--- BEGIN ---

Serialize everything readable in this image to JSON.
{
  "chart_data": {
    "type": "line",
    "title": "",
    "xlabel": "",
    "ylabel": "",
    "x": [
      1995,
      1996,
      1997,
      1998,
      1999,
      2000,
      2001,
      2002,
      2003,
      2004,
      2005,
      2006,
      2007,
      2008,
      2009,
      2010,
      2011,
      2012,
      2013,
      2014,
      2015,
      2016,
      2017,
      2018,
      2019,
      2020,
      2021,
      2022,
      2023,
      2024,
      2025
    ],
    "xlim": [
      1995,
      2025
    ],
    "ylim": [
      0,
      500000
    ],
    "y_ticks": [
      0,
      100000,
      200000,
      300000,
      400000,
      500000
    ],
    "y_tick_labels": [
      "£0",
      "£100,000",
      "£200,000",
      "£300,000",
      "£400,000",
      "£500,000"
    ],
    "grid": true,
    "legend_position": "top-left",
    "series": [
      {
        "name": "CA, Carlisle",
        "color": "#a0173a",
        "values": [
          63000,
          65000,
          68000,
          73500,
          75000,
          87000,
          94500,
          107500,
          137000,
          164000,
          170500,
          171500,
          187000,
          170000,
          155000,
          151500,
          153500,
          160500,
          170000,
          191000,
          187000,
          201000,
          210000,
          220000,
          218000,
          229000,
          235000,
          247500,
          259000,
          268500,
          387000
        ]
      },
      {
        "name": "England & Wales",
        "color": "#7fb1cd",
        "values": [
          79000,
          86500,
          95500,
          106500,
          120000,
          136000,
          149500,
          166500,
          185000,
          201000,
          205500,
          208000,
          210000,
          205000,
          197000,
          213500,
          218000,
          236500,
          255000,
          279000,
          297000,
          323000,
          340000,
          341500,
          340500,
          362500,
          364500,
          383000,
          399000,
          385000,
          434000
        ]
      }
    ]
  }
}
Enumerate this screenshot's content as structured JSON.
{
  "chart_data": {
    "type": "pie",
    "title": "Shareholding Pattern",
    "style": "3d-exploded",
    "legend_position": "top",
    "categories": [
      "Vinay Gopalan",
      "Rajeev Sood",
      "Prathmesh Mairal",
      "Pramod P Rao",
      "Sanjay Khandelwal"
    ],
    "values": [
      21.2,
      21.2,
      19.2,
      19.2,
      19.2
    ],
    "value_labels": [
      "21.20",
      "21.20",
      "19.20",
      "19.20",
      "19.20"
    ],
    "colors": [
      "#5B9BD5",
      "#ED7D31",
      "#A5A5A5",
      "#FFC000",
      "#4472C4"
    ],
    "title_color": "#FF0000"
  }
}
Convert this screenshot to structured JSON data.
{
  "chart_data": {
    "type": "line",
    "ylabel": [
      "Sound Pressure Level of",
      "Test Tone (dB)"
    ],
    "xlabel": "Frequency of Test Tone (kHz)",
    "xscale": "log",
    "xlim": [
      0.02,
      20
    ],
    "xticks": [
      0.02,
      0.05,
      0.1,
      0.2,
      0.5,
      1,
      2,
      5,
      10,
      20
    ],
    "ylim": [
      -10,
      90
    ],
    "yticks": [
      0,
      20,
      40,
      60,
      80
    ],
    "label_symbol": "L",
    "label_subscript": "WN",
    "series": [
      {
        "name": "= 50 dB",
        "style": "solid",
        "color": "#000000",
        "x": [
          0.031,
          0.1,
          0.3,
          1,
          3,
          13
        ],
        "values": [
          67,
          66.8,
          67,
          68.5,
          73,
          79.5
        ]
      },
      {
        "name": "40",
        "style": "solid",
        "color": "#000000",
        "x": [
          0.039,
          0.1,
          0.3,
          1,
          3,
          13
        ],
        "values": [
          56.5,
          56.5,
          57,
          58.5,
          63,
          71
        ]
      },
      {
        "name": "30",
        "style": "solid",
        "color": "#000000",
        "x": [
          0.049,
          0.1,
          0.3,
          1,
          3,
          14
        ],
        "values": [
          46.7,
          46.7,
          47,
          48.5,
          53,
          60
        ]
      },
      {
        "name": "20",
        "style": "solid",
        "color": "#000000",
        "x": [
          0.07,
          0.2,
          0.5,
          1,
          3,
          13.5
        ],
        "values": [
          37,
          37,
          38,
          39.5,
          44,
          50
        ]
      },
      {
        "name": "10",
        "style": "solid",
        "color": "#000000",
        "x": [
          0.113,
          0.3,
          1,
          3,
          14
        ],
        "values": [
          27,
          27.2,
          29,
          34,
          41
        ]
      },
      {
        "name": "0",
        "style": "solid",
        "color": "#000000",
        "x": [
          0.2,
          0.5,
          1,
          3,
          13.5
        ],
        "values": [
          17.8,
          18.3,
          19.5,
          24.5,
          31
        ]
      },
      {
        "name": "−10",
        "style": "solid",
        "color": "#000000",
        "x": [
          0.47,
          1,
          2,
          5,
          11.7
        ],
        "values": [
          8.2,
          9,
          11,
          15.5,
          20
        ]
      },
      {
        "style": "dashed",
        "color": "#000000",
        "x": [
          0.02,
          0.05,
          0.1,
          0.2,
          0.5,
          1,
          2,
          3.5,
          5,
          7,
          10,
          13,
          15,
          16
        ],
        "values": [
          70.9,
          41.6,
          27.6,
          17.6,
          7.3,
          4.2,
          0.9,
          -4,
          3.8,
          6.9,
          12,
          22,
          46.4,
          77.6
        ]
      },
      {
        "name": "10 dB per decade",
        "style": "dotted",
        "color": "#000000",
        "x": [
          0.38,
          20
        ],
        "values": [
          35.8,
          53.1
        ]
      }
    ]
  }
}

--- END ---

• EXERCISE TASK: Identify every line above with the string "xlabel" in it. Copy those lines.

• REPLY:
    "xlabel": "",
    "xlabel": "Frequency of Test Tone (kHz)",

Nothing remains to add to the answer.